▶ _EXERCISE_: Which lines have the string "Pyridinamine"? Copy all of them from the entries below.

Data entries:
· · · · · · ·
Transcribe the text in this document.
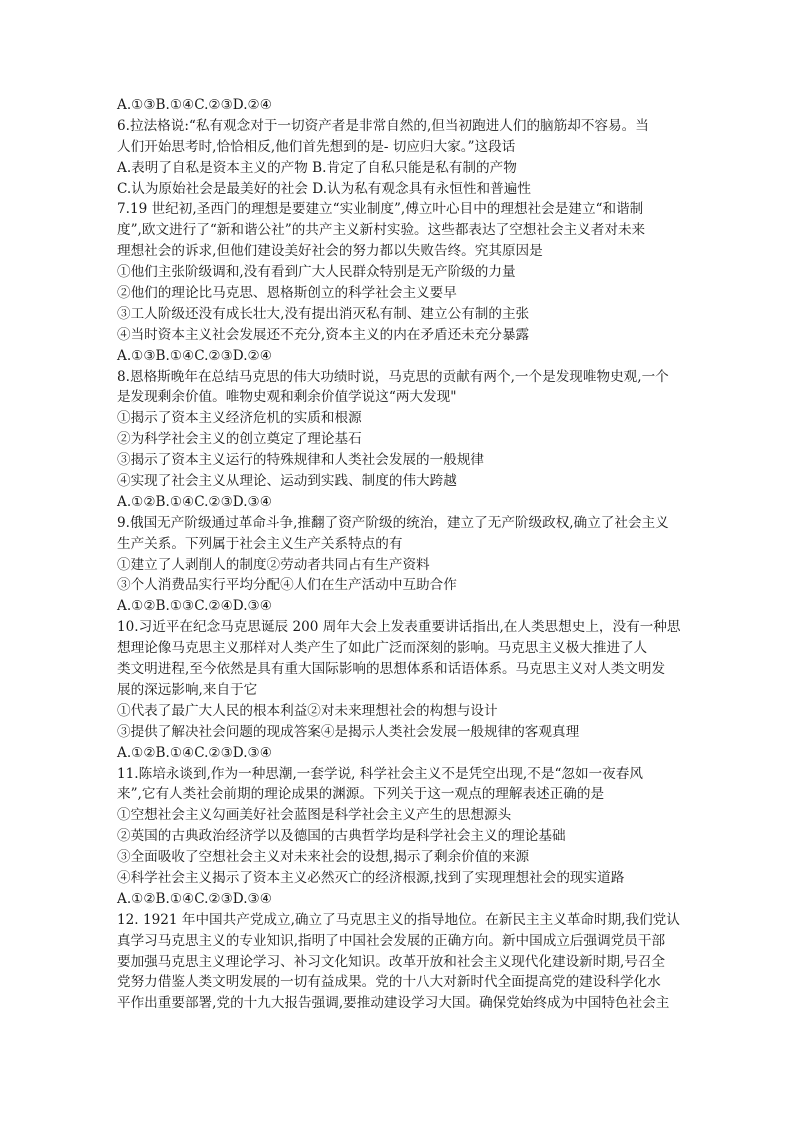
A.①③B.①④C.②③D.②④
6.拉法格说:“私有观念对于一切资产者是非常自然的,但当初跑进人们的脑筋却不容易。当
人们开始思考时,恰恰相反,他们首先想到的是- 切应归大家。”这段话
A.表明了自私是资本主义的产物 B.肯定了自私只能是私有制的产物
C.认为原始社会是最美好的社会 D.认为私有观念具有永恒性和普遍性
7.19 世纪初,圣西门的理想是要建立“实业制度”,傅立叶心目中的理想社会是建立“和谐制
度”,欧文进行了“新和谐公社”的共产主义新村实验。这些都表达了空想社会主义者对未来
理想社会的诉求,但他们建设美好社会的努力都以失败告终。究其原因是
①他们主张阶级调和,没有看到广大人民群众特别是无产阶级的力量
②他们的理论比马克思、恩格斯创立的科学社会主义要早
③工人阶级还没有成长壮大,没有提出消灭私有制、建立公有制的主张
④当时资本主义社会发展还不充分,资本主义的内在矛盾还未充分暴露
A.①③B.①④C.②③D.②④
8.恩格斯晚年在总结马克思的伟大功绩时说，马克思的贡献有两个,一个是发现唯物史观,一个
是发现剩余价值。唯物史观和剩余价值学说这“两大发现"
①揭示了资本主义经济危机的实质和根源
②为科学社会主义的创立奠定了理论基石
③揭示了资本主义运行的特殊规律和人类社会发展的一般规律
④实现了社会主义从理论、运动到实践、制度的伟大跨越
A.①②B.①④C.②③D.③④
9.俄国无产阶级通过革命斗争,推翻了资产阶级的统治，建立了无产阶级政权,确立了社会主义
生产关系。下列属于社会主义生产关系特点的有
①建立了人剥削人的制度②劳动者共同占有生产资料
③个人消费品实行平均分配④人们在生产活动中互助合作
A.①②B.①③C.②④D.③④
10.习近平在纪念马克思诞辰 200 周年大会上发表重要讲话指出,在人类思想史上，没有一种思
想理论像马克思主义那样对人类产生了如此广泛而深刻的影响。马克思主义极大推进了人
类文明进程,至今依然是具有重大国际影响的思想体系和话语体系。马克思主义对人类文明发
展的深远影响,来自于它
①代表了最广大人民的根本利益②对未来理想社会的构想与设计
③提供了解决社会问题的现成答案④是揭示人类社会发展一般规律的客观真理
A.①②B.①④C.②③D.③④
11.陈培永谈到,作为一种思潮,一套学说, 科学社会主义不是凭空出现,不是“忽如一夜春风
来”,它有人类社会前期的理论成果的渊源。下列关于这一观点的理解表述正确的是
①空想社会主义勾画美好社会蓝图是科学社会主义产生的思想源头
②英国的古典政治经济学以及德国的古典哲学均是科学社会主义的理论基础
③全面吸收了空想社会主义对未来社会的设想,揭示了剩余价值的来源
④科学社会主义揭示了资本主义必然灭亡的经济根源,找到了实现理想社会的现实道路
A.①②B.①④C.②③D.③④
12. 1921 年中国共产党成立,确立了马克思主义的指导地位。在新民主主义革命时期,我们党认
真学习马克思主义的专业知识,指明了中国社会发展的正确方向。新中国成立后强调党员干部
要加强马克思主义理论学习、补习文化知识。改革开放和社会主义现代化建设新时期,号召全
党努力借鉴人类文明发展的一切有益成果。党的十八大对新时代全面提高党的建设科学化水
平作出重要部署,党的十九大报告强调,要推动建设学习大国。确保党始终成为中国特色社会主
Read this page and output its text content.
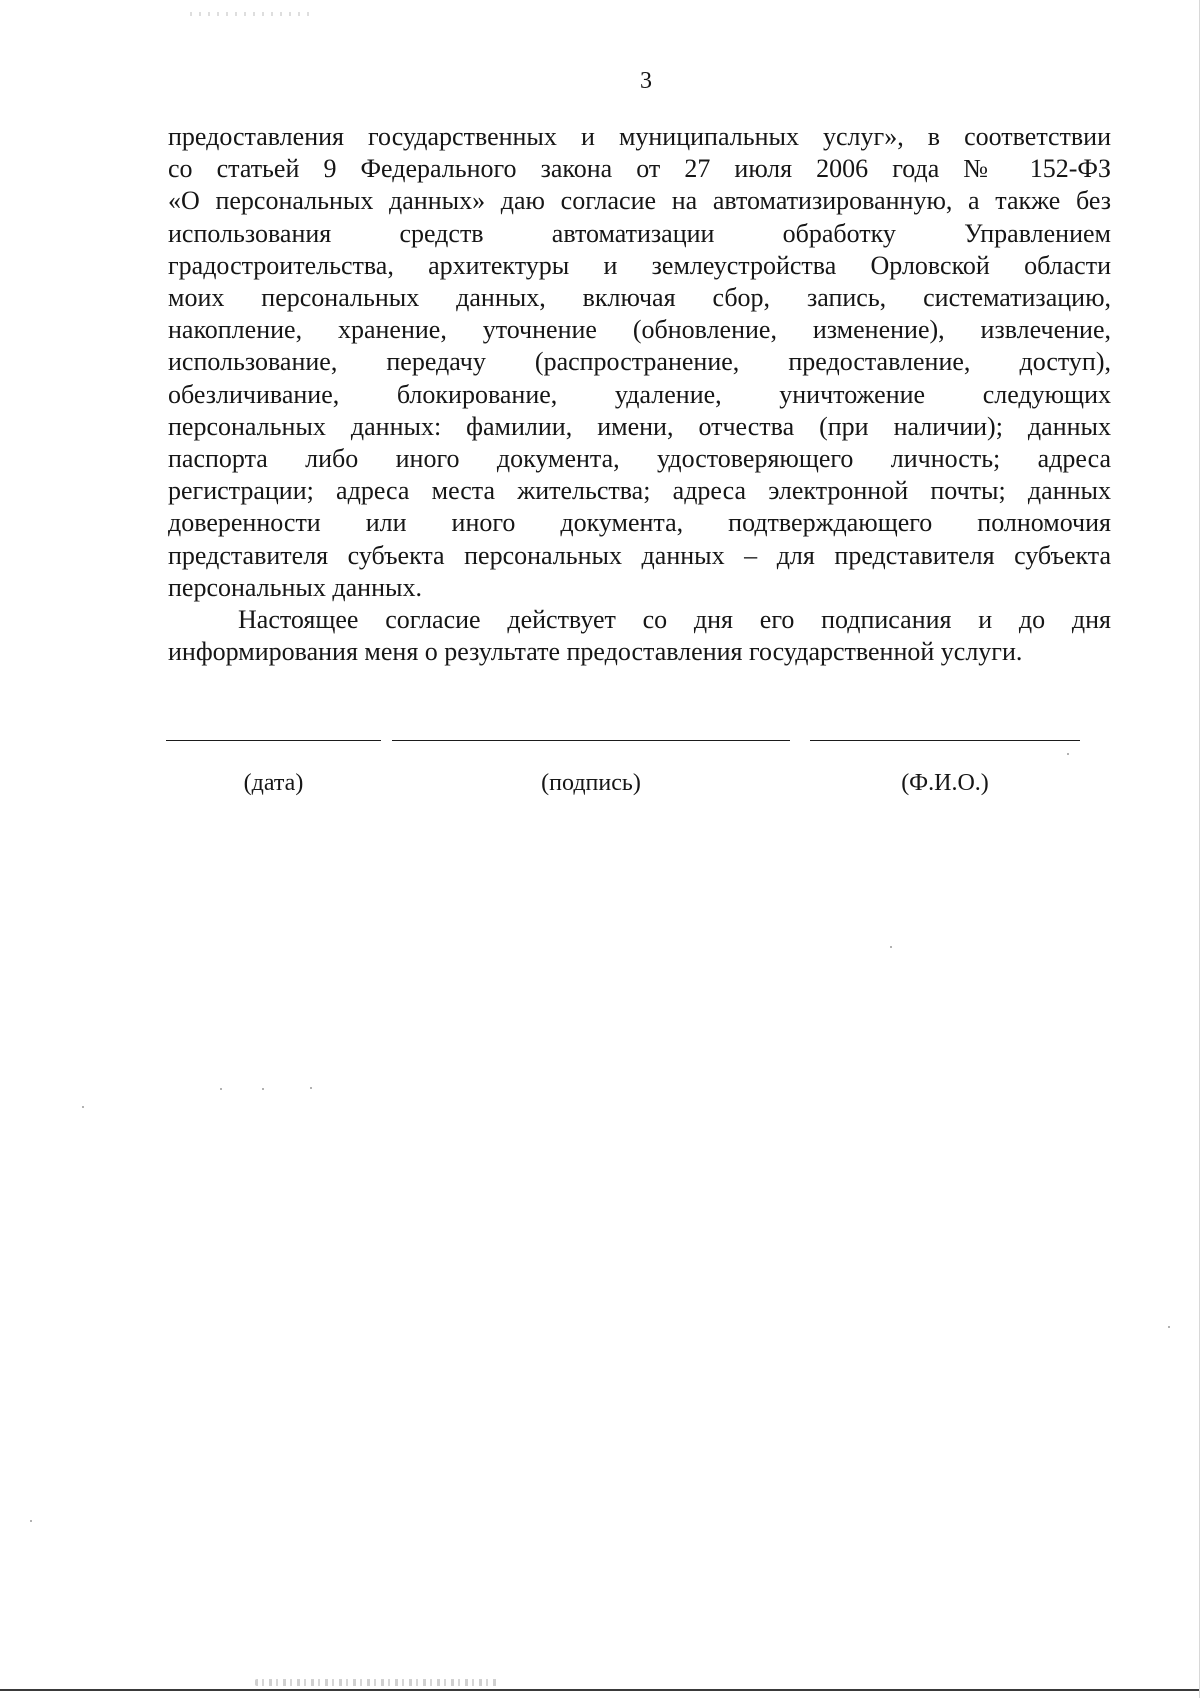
3

предоставления государственных и муниципальных услуг», в соответствии
со статьей 9 Федерального закона от 27 июля 2006 года № 152-ФЗ
«О персональных данных» даю согласие на автоматизированную, а также без
использования средств автоматизации обработку Управлением
градостроительства, архитектуры и землеустройства Орловской области
моих персональных данных, включая сбор, запись, систематизацию,
накопление, хранение, уточнение (обновление, изменение), извлечение,
использование, передачу (распространение, предоставление, доступ),
обезличивание, блокирование, удаление, уничтожение следующих
персональных данных: фамилии, имени, отчества (при наличии); данных
паспорта либо иного документа, удостоверяющего личность; адреса
регистрации; адреса места жительства; адреса электронной почты; данных
доверенности или иного документа, подтверждающего полномочия
представителя субъекта персональных данных – для представителя субъекта
персональных данных.

Настоящее согласие действует со дня его подписания и до дня
информирования меня о результате предоставления государственной услуги.

(дата)	(подпись)	(Ф.И.О.)
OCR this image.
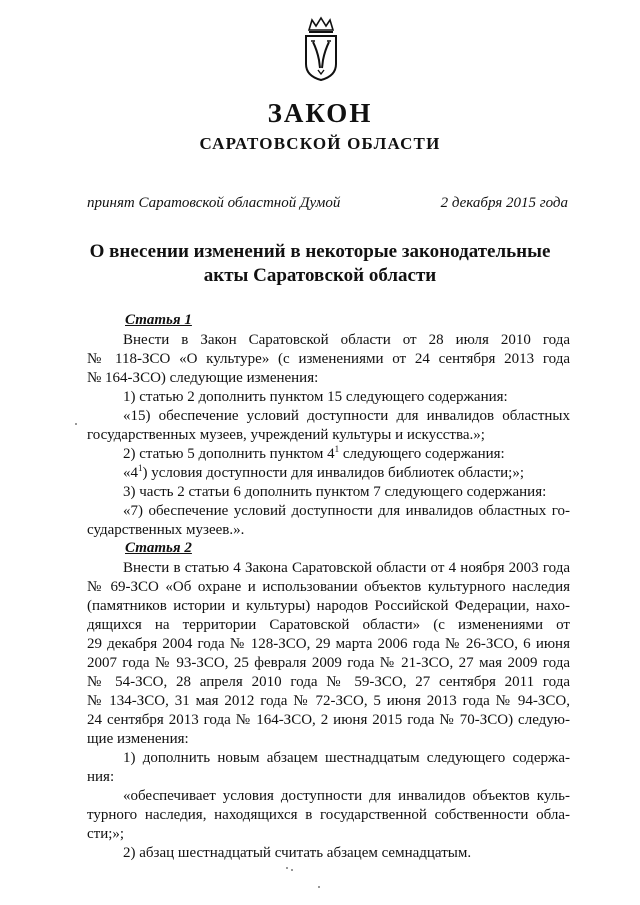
ЗАКОН
САРАТОВСКОЙ ОБЛАСТИ
принят Саратовской областной Думой	2 декабря 2015 года
О внесении изменений в некоторые законодательные
акты Саратовской области
Статья 1
Внести в Закон Саратовской области от 28 июля 2010 года
№ 118-ЗСО «О культуре» (с изменениями от 24 сентября 2013 года
№ 164-ЗСО) следующие изменения:
1) статью 2 дополнить пунктом 15 следующего содержания:
«15) обеспечение условий доступности для инвалидов областных
государственных музеев, учреждений культуры и искусства.»;
2) статью 5 дополнить пунктом $4^1$ следующего содержания:
«$4^1$) условия доступности для инвалидов библиотек области;»;
3) часть 2 статьи 6 дополнить пунктом 7 следующего содержания:
«7) обеспечение условий доступности для инвалидов областных го-
сударственных музеев.».
Статья 2
Внести в статью 4 Закона Саратовской области от 4 ноября 2003 года
№ 69-ЗСО «Об охране и использовании объектов культурного наследия
(памятников истории и культуры) народов Российской Федерации, нахо-
дящихся на территории Саратовской области» (с изменениями от
29 декабря 2004 года № 128-ЗСО, 29 марта 2006 года № 26-ЗСО, 6 июня
2007 года № 93-ЗСО, 25 февраля 2009 года № 21-ЗСО, 27 мая 2009 года
№ 54-ЗСО, 28 апреля 2010 года № 59-ЗСО, 27 сентября 2011 года
№ 134-ЗСО, 31 мая 2012 года № 72-ЗСО, 5 июня 2013 года № 94-ЗСО,
24 сентября 2013 года № 164-ЗСО, 2 июня 2015 года № 70-ЗСО) следую-
щие изменения:
1) дополнить новым абзацем шестнадцатым следующего содержа-
ния:
«обеспечивает условия доступности для инвалидов объектов куль-
турного наследия, находящихся в государственной собственности обла-
сти;»;
2) абзац шестнадцатый считать абзацем семнадцатым.
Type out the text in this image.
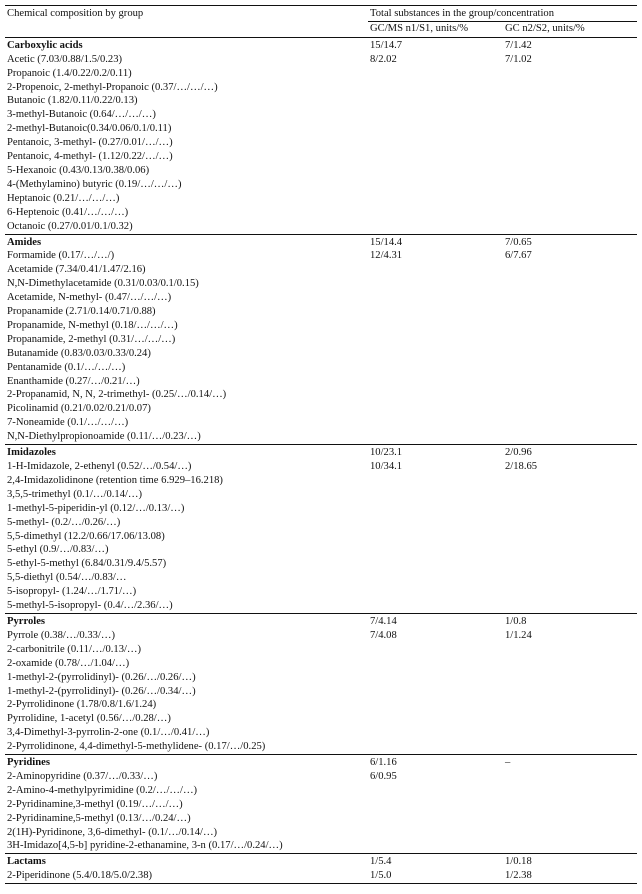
Chemical composition by group	Total substances in the group/concentration	
	GC/MS n1/S1, units/%	GC n2/S2, units/%
Carboxylic acids	15/14.7	7/1.42
Acetic (7.03/0.88/1.5/0.23)	8/2.02	7/1.02
Propanoic (1.4/0.22/0.2/0.11)		
2-Propenoic, 2-methyl-Propanoic (0.37/…/…/…)		
Butanoic (1.82/0.11/0.22/0.13)		
3-methyl-Butanoic (0.64/…/…/…)		
2-methyl-Butanoic(0.34/0.06/0.1/0.11)		
Pentanoic, 3-methyl- (0.27/0.01/…/…)		
Pentanoic, 4-methyl- (1.12/0.22/…/…)		
5-Hexanoic (0.43/0.13/0.38/0.06)		
4-(Methylamino) butyric (0.19/…/…/…)		
Heptanoic (0.21/…/…/…)		
6-Heptenoic (0.41/…/…/…)		
Octanoic (0.27/0.01/0.1/0.32)		
Amides	15/14.4	7/0.65
Formamide (0.17/…/…/)	12/4.31	6/7.67
Acetamide (7.34/0.41/1.47/2.16)		
N,N-Dimethylacetamide (0.31/0.03/0.1/0.15)		
Acetamide, N-methyl- (0.47/…/…/…)		
Propanamide (2.71/0.14/0.71/0.88)		
Propanamide, N-methyl (0.18/…/…/…)		
Propanamide, 2-methyl (0.31/…/…/…)		
Butanamide (0.83/0.03/0.33/0.24)		
Pentanamide (0.1/…/…/…)		
Enanthamide (0.27/…/0.21/…)		
2-Propanamid, N, N, 2-trimethyl- (0.25/…/0.14/…)		
Picolinamid (0.21/0.02/0.21/0.07)		
7-Noneamide (0.1/…/…/…)		
N,N-Diethylpropionoamide (0.11/…/0.23/…)		
Imidazoles	10/23.1	2/0.96
1-H-Imidazole, 2-ethenyl (0.52/…/0.54/…)	10/34.1	2/18.65
2,4-Imidazolidinone (retention time 6.929–16.218)		
3,5,5-trimethyl (0.1/…/0.14/…)		
1-methyl-5-piperidin-yl (0.12/…/0.13/…)		
5-methyl- (0.2/…/0.26/…)		
5,5-dimethyl (12.2/0.66/17.06/13.08)		
5-ethyl (0.9/…/0.83/…)		
5-ethyl-5-methyl (6.84/0.31/9.4/5.57)		
5,5-diethyl (0.54/…/0.83/…		
5-isopropyl- (1.24/…/1.71/…)		
5-methyl-5-isopropyl- (0.4/…/2.36/…)		
Pyrroles	7/4.14	1/0.8
Pyrrole (0.38/…/0.33/…)	7/4.08	1/1.24
2-carbonitrile (0.11/…/0.13/…)		
2-oxamide (0.78/…/1.04/…)		
1-methyl-2-(pyrrolidinyl)- (0.26/…/0.26/…)		
1-methyl-2-(pyrrolidinyl)- (0.26/…/0.34/…)		
2-Pyrrolidinone (1.78/0.8/1.6/1.24)		
Pyrrolidine, 1-acetyl (0.56/…/0.28/…)		
3,4-Dimethyl-3-pyrrolin-2-one (0.1/…/0.41/…)		
2-Pyrrolidinone, 4,4-dimethyl-5-methylidene- (0.17/…/0.25)		
Pyridines	6/1.16	–
2-Aminopyridine (0.37/…/0.33/…)	6/0.95	
2-Amino-4-methylpyrimidine (0.2/…/…/…)		
2-Pyridinamine,3-methyl (0.19/…/…/…)		
2-Pyridinamine,5-methyl (0.13/…/0.24/…)		
2(1H)-Pyridinone, 3,6-dimethyl- (0.1/…/0.14/…)		
3H-Imidazo[4,5-b] pyridine-2-ethanamine, 3-n (0.17/…/0.24/…)		
Lactams	1/5.4	1/0.18
2-Piperidinone (5.4/0.18/5.0/2.38)	1/5.0	1/2.38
· · · · · · ·
▶ _RESPONSE BELOW_:
2-Pyridinamine,3-methyl (0.19/…/…/…)		
2-Pyridinamine,5-methyl (0.13/…/0.24/…)		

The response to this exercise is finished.